◆ TO DO
Within the listing below, locate all lines containing the word "JSON". Copy each one.

- - - - -

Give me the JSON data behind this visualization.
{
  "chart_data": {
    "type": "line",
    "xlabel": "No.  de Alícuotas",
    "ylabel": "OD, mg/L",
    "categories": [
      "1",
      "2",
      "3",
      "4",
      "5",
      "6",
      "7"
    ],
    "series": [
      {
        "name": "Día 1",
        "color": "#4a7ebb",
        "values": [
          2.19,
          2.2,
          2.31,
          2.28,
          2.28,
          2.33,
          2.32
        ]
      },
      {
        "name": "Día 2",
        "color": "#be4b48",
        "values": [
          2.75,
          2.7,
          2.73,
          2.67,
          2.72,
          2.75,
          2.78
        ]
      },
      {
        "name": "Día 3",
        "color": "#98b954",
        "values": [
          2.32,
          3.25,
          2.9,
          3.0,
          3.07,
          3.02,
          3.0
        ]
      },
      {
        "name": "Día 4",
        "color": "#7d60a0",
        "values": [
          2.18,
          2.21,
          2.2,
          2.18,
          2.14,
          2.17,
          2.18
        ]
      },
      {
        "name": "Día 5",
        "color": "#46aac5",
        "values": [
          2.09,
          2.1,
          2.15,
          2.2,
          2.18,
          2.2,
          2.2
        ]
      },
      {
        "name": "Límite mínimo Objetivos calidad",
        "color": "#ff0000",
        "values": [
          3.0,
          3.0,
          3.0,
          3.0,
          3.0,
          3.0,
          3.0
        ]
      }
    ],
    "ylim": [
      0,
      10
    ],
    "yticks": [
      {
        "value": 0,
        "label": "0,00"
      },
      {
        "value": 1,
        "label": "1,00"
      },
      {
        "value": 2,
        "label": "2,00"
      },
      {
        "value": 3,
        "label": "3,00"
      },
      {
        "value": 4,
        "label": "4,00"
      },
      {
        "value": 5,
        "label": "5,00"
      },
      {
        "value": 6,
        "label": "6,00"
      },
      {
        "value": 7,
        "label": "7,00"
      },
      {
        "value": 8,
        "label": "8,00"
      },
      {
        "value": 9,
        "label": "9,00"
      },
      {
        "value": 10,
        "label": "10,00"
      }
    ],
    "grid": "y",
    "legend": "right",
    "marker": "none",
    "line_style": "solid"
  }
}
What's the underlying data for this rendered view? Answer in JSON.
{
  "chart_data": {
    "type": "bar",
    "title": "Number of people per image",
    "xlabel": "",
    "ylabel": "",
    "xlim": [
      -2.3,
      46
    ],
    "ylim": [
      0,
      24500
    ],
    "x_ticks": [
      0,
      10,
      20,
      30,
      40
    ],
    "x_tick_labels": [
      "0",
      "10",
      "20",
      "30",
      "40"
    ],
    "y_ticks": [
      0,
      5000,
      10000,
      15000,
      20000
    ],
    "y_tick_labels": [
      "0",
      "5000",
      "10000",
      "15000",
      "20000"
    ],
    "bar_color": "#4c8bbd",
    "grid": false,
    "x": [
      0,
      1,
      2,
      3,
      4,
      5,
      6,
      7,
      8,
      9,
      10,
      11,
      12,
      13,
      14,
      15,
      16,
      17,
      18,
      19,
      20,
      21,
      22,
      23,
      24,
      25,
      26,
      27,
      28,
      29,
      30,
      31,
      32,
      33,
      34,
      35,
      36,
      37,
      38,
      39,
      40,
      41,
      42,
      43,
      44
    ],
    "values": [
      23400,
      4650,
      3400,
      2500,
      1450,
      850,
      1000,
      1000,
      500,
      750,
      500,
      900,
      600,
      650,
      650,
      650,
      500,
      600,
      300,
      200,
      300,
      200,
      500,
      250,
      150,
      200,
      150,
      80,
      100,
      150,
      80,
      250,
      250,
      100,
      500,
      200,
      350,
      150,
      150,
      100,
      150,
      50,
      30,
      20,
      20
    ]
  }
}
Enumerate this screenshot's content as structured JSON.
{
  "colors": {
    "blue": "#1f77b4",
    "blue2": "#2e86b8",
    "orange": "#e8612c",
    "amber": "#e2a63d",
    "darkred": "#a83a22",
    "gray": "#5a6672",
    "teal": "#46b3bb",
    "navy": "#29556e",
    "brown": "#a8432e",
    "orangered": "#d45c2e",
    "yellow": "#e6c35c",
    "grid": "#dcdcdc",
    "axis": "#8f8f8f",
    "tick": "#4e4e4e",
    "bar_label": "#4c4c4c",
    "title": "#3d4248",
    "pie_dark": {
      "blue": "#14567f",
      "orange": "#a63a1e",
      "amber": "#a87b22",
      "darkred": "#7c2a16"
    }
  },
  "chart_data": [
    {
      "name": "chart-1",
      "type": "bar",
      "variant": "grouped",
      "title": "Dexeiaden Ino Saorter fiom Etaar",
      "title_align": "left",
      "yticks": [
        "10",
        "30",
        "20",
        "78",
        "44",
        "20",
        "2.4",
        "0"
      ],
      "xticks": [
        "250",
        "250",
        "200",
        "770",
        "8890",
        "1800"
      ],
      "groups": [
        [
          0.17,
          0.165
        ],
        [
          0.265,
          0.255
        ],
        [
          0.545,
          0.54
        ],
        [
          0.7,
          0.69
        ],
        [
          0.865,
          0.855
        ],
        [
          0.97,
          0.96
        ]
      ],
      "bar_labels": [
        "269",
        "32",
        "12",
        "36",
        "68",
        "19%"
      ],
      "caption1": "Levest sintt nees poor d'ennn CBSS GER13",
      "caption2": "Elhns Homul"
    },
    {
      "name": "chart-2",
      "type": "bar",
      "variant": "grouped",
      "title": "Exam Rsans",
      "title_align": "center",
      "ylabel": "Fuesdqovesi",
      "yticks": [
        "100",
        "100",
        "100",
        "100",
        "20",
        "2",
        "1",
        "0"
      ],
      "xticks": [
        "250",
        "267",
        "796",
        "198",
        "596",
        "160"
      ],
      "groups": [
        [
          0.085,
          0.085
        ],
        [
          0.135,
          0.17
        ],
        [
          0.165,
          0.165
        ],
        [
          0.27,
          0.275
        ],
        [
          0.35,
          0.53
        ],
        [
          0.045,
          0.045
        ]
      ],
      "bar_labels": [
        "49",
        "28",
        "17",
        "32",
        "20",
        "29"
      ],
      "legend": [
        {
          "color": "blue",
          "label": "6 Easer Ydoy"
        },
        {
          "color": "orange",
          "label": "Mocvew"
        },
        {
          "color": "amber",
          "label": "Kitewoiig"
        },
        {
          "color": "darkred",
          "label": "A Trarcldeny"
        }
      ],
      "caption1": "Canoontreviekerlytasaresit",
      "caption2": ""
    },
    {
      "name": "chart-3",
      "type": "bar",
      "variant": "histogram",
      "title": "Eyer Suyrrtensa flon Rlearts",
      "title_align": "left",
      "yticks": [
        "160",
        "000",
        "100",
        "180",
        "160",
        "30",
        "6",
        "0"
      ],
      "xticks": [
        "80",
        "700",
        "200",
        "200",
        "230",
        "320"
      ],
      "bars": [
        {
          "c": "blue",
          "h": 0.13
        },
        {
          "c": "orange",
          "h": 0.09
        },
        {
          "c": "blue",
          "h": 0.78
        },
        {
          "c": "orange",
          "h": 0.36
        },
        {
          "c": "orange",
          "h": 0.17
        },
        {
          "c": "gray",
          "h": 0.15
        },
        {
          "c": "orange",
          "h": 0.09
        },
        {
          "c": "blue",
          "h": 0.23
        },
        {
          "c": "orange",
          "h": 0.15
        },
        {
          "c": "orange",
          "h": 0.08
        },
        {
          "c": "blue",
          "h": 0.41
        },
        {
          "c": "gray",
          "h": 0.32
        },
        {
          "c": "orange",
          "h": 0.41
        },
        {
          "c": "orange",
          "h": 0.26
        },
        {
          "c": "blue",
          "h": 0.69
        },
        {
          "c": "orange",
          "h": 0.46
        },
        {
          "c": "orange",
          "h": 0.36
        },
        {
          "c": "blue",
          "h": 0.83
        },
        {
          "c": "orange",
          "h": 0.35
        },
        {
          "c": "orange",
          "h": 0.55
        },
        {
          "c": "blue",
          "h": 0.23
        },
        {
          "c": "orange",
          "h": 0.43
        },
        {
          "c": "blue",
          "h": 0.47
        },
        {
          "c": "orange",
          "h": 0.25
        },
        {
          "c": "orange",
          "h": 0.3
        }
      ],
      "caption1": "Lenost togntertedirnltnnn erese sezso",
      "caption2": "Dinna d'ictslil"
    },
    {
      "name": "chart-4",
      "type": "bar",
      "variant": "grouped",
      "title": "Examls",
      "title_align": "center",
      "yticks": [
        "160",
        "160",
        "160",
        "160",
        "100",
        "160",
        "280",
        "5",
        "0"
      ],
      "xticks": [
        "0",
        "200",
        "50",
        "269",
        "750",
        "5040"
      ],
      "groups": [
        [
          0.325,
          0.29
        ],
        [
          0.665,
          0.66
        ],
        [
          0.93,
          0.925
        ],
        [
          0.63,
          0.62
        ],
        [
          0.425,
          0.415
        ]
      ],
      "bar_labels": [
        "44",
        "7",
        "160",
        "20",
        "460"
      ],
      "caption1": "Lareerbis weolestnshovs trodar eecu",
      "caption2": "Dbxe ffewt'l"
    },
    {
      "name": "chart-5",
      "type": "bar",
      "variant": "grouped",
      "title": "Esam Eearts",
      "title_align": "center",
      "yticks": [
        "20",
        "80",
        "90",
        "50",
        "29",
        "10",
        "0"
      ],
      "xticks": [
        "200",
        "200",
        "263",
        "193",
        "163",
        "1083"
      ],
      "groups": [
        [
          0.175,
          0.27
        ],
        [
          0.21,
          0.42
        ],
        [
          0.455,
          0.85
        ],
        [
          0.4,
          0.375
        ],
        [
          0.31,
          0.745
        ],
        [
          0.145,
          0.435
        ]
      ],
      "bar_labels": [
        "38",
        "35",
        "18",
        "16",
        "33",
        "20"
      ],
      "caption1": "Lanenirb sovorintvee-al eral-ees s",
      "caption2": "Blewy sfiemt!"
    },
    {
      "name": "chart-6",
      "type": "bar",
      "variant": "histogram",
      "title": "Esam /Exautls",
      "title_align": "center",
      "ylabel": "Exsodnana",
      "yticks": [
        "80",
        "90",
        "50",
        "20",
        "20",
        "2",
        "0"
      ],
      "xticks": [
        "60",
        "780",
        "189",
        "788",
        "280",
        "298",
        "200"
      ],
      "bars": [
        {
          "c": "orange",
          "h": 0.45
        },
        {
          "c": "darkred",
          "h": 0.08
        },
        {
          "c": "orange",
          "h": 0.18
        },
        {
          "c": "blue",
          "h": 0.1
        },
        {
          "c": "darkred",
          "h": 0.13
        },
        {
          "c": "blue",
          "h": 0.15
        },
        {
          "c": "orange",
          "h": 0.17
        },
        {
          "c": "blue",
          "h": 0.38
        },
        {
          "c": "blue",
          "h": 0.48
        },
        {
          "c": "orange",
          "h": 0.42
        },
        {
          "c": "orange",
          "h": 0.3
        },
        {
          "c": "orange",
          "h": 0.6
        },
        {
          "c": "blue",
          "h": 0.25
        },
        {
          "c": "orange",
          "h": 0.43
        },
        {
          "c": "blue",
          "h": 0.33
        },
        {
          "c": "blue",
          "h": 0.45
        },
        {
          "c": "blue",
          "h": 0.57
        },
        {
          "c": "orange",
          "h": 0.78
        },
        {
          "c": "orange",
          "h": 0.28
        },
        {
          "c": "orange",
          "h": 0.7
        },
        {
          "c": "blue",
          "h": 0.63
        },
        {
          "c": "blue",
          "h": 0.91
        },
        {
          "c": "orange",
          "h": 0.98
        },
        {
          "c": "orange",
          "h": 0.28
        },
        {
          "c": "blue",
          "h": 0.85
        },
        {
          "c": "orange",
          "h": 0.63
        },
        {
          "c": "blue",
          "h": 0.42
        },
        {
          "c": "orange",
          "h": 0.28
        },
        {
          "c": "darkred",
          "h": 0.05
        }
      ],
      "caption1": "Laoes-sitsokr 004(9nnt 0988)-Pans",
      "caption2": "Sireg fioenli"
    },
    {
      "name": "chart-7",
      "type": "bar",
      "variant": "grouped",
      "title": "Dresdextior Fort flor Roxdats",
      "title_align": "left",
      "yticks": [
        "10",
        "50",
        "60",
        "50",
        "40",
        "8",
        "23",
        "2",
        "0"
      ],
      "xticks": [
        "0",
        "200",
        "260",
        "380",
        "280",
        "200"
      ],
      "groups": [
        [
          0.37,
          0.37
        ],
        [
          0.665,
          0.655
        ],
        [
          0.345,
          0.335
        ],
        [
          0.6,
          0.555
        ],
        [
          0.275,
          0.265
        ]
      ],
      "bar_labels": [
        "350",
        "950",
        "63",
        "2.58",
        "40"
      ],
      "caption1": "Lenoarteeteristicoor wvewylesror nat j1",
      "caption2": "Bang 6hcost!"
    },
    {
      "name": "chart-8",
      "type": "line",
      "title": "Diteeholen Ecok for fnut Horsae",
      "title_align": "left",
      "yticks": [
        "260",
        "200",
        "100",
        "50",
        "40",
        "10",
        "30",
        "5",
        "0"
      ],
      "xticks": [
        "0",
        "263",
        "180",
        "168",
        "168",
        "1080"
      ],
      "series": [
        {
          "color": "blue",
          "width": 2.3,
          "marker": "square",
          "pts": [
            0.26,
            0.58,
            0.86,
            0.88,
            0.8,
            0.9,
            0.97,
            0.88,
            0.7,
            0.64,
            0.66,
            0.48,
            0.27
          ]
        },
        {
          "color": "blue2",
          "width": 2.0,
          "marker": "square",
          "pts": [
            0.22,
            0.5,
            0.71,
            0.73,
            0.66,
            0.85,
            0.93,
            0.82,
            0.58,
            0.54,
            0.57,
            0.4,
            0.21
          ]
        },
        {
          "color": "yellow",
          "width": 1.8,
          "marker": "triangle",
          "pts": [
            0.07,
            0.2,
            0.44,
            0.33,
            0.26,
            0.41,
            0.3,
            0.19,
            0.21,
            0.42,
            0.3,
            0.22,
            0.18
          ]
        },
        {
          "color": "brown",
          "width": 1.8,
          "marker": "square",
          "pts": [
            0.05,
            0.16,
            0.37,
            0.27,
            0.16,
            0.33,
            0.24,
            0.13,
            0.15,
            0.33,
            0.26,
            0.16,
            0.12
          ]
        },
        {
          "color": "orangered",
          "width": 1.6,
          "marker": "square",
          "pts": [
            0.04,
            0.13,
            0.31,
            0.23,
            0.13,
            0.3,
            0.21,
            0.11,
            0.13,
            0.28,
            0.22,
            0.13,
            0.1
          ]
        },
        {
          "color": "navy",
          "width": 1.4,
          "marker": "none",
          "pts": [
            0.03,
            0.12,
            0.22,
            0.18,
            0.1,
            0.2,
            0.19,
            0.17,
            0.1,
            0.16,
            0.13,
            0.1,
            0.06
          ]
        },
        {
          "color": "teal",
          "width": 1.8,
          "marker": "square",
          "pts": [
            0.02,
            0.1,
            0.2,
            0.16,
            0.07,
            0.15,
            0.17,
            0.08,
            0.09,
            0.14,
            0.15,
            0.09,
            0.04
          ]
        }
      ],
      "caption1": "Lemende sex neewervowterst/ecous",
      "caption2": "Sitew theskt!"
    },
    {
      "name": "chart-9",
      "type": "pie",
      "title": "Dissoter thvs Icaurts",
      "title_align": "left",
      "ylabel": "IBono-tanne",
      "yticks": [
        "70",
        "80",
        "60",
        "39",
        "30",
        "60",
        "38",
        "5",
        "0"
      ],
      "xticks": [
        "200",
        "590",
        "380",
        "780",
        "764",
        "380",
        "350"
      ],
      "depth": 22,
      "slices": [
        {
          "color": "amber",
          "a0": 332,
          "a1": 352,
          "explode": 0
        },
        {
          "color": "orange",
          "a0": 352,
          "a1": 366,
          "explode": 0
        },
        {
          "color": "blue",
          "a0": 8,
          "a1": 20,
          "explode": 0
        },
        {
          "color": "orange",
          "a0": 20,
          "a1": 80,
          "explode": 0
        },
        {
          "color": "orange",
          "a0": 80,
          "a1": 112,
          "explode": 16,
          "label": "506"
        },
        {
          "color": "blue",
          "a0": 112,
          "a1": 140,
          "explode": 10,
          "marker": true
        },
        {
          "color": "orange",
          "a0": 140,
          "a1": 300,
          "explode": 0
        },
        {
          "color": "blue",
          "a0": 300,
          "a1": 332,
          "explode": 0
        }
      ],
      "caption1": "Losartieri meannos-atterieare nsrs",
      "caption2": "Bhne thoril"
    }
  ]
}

- - - - -

◆ THE REPLY
Give me the JSON data behind this visualization.
What's the underlying data for this rendered view? Answer in JSON.
Enumerate this screenshot's content as structured JSON.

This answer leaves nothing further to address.